■ **SELECTED PASSAGE**:
begin

A call or new expression that uses the ~() calling convention results in a partially applied function. This result is a new function with a parameter for each placeholder argument (i.e., ?, ?0, etc.) in the argument list. If the partial application contains a ... rest placeholder argument, a rest parameter is added as the final parameter of the resulting partially applied function. Any non-placeholder arguments in the argument list becomes fixed in their positions. This is illustrated by the following syntactic conversion:

const g = f~(?, 1, ?);

is roughly identical in its behavior to:

const g = (() => {
  // applied values
  const _callee = f;
  const _applied0 = 1;

  // partially applied function
  return function (_0, _1) { return _callee(_0, _applied0, _1); };
})();

In addition to fixing the callee and any applied arguments, we also fix the the this receiver in the resulting partially applied function. As such, o.f~(?) will maintain o as the this receiver when calling o.f. This can be illustrated by the following syntactic conversion:

const g = o.f~(?, 1);

is roughly identical in its behavior to:

const g = (() => {
  // applied values
  const _receiver_ = o;
  const _callee = _receiver_.f;
  const _applied0 = 1;

  // partially applied function
  return function (_0) { return _callee.call(_receiver_, _0, _applied0); };
})();

The following is a list of additional semantic rules:

  • Given f~(), the expression f is evaluated immediately, returning a partially applied function that always calls the value of f with no parameters.
  • Given f~(?), the expression f is evaluated immediately, returning a partially applied function with a single parameter that always calls the value of f with that parameter as its sole argument.
  • Given f~(?, x), the non-placeholder argument x is evaluated immediately and fixed in its position.
  • Given f~(?), excess arguments supplied to the partially applied function result are ignored.
  • Given f~(?, ?) the partially applied function result will have a parameter for each placeholder token that is supplied in that token's position in the argument list.
  • Given f~(this, ?), the this in the argument list is the lexical this.
  • Given f~(?), the this receiver of the function f is fixed as undefined in the partially applied function result.
  • Given f~(?), the length of the partially applied function result is equal to the number of ? placeholder tokens in the argument list.
  • Given f~(?), the name of the partially applied function result is f.name.
  • Given o.f~(?), the references to o and o.f are evaluated immediately.
  • Given o.f~(?), the this receiver of the function o.f is fixed as o in the partially applied function result.
  • Given new C~(), the result is a function that returns a new instance of C.
    • NOTE: This is not easily achievable with .bind() today (if at all).
  • Given const g = new C~(), g.name is "bound C".
  • Given const g = new C~(), g.length is 0 (based on length derived from placeholder arguments).
  • Given const g = new C~(), Object.getPrototypeOf(g) is C.

end

■ **COLLECTED MATERIAL**:

begin

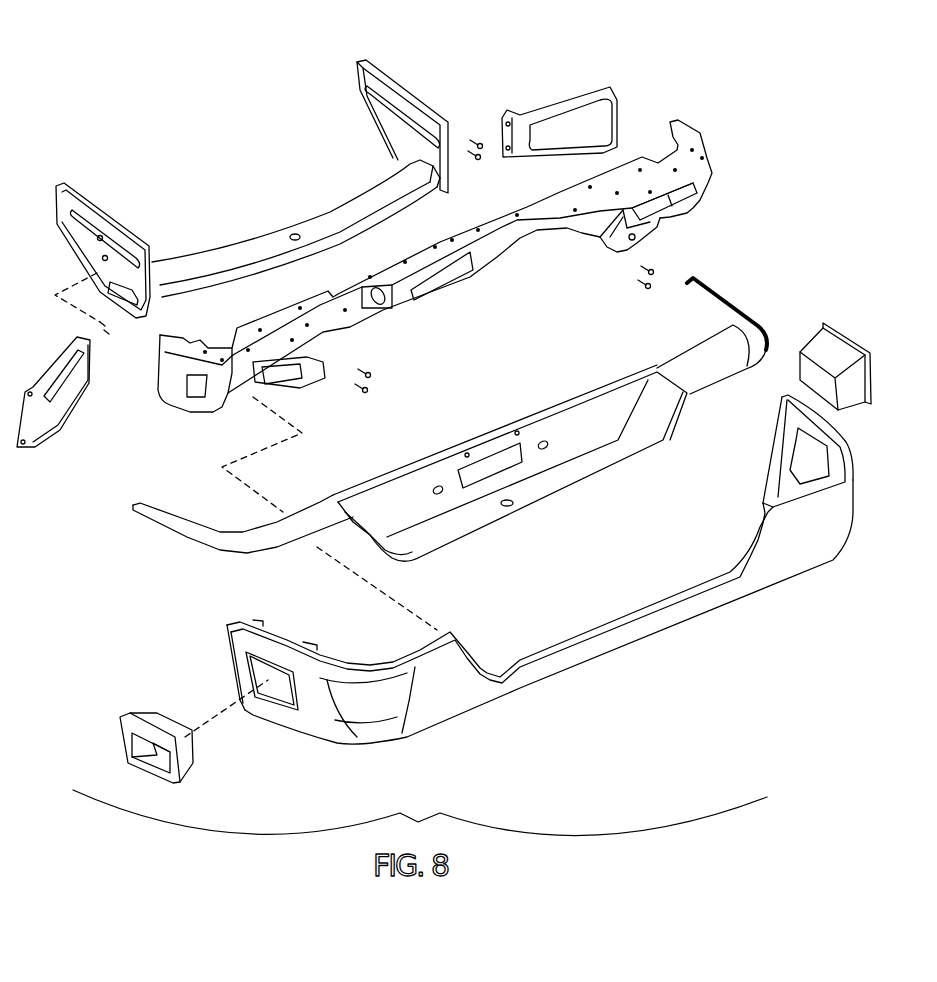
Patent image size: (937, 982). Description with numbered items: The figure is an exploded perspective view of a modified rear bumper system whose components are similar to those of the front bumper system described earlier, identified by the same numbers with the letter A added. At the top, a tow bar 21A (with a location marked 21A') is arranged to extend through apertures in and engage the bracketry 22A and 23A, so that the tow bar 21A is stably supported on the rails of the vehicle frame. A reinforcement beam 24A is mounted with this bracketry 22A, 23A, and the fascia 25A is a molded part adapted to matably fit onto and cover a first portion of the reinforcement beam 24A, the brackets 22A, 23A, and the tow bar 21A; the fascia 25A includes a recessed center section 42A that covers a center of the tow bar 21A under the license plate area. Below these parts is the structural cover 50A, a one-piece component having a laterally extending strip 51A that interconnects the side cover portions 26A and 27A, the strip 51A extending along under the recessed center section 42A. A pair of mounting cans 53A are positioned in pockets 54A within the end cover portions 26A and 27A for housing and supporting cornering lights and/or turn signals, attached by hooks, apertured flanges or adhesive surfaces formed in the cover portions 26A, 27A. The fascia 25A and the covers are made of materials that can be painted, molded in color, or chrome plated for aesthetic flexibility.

end

■ **YOUR TASK**: From the passage on partial application, extract everything from "The following is" down to "position in the argument list.", copying it word for word.

■ **OUTPUT**:
The following is a list of additional semantic rules:

  • Given f~(), the expression f is evaluated immediately, returning a partially applied function that always calls the value of f with no parameters.
  • Given f~(?), the expression f is evaluated immediately, returning a partially applied function with a single parameter that always calls the value of f with that parameter as its sole argument.
  • Given f~(?, x), the non-placeholder argument x is evaluated immediately and fixed in its position.
  • Given f~(?), excess arguments supplied to the partially applied function result are ignored.
  • Given f~(?, ?) the partially applied function result will have a parameter for each placeholder token that is supplied in that token's position in the argument list.